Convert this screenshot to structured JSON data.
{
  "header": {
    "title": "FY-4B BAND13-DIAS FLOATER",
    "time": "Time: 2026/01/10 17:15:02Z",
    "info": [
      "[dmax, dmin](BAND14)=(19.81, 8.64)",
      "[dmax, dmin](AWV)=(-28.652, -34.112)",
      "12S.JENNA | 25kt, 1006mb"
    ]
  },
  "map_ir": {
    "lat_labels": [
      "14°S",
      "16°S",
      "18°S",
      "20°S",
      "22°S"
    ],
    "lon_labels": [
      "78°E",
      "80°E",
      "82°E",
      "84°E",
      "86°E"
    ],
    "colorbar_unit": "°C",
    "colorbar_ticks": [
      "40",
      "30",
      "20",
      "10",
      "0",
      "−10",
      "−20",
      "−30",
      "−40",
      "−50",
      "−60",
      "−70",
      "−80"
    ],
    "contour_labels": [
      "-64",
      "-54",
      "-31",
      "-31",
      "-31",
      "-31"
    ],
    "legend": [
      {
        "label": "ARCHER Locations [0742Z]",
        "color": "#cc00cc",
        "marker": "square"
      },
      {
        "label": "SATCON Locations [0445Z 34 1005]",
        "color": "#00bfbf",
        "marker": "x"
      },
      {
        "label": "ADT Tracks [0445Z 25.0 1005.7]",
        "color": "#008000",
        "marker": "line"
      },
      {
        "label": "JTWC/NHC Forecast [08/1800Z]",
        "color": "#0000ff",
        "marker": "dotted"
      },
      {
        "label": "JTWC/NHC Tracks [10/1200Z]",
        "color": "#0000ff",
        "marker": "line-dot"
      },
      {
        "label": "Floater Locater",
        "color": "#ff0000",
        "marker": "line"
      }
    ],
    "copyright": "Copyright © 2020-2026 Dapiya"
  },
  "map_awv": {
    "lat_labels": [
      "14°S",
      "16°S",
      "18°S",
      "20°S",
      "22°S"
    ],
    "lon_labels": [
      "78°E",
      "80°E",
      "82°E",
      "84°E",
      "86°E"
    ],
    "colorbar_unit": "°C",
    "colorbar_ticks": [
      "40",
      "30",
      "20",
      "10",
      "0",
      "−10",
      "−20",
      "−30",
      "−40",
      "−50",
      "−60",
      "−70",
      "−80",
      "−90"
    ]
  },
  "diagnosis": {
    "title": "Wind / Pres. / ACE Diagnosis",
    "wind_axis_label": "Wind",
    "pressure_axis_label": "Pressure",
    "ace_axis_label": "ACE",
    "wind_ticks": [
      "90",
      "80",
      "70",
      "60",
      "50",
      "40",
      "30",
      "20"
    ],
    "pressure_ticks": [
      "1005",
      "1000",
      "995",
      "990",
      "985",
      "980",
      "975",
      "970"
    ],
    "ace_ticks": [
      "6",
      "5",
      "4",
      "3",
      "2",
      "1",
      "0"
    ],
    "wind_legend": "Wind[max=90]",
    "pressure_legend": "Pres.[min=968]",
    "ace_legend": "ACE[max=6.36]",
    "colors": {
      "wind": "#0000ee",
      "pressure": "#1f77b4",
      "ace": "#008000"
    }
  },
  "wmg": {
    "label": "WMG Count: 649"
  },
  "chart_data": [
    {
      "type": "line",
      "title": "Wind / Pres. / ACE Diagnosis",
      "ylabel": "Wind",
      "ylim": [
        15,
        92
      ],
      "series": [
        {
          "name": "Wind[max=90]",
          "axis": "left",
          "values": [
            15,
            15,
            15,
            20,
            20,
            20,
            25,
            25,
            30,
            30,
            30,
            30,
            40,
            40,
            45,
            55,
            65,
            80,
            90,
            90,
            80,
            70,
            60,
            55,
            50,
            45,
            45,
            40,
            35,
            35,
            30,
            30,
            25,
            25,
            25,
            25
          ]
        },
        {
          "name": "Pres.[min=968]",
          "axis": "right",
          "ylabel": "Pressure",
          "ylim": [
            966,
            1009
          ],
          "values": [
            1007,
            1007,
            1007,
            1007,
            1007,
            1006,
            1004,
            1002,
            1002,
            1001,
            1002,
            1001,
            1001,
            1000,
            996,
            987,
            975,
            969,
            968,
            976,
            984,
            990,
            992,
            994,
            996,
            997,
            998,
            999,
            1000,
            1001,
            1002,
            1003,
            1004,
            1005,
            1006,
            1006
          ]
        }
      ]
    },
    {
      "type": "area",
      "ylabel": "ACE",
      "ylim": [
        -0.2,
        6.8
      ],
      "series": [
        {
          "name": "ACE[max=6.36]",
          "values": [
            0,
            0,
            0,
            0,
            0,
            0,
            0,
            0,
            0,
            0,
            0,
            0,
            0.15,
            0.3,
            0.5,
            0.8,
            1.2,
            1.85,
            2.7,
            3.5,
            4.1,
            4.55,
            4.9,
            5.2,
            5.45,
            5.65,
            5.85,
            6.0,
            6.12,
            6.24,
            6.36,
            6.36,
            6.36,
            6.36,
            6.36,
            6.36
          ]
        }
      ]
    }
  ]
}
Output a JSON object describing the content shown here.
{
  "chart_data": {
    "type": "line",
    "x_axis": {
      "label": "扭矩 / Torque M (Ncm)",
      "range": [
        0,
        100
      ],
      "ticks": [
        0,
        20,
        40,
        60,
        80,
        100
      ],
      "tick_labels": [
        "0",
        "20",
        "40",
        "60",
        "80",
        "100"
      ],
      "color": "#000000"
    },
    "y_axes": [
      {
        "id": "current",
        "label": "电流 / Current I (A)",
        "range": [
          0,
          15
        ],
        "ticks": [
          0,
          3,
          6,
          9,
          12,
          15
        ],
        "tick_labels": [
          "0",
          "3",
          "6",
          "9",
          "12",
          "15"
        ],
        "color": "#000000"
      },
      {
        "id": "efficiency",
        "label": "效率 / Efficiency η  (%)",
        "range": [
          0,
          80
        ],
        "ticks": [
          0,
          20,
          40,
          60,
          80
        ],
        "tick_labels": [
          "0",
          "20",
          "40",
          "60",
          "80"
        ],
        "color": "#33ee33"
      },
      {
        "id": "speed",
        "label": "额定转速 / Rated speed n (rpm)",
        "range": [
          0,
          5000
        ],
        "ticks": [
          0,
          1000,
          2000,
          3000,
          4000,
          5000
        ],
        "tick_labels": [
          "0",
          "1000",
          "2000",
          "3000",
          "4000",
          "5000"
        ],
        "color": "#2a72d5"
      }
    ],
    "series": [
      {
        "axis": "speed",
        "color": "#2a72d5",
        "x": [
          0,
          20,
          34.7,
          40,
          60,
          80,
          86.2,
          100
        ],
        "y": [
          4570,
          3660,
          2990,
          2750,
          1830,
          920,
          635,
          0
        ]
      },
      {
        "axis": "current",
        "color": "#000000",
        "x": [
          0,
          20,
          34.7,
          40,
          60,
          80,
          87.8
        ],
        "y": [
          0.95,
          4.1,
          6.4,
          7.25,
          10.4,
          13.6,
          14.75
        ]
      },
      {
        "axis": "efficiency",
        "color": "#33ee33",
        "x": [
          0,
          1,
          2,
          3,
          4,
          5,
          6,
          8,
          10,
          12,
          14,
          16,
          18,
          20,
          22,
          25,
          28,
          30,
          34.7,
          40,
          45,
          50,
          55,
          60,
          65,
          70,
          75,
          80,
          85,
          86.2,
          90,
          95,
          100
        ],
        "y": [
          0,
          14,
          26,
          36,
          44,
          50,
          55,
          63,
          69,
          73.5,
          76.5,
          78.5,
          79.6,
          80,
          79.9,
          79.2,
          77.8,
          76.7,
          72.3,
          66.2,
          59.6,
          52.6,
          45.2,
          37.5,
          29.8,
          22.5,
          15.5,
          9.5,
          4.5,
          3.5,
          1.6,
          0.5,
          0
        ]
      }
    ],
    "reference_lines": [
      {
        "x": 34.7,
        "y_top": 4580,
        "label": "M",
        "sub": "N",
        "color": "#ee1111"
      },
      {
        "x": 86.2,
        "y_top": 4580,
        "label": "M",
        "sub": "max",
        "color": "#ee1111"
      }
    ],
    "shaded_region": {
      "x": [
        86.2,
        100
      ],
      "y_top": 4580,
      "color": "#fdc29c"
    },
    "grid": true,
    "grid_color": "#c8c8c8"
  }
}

·····

→ **EXERCISE INSTRUCTIONS**
Copy all lines of the material above where the string "Tracks" occurs.

→ **TASK RESULT**
        "label": "ADT Tracks [0445Z 25.0 1005.7]",
        "label": "JTWC/NHC Tracks [10/1200Z]",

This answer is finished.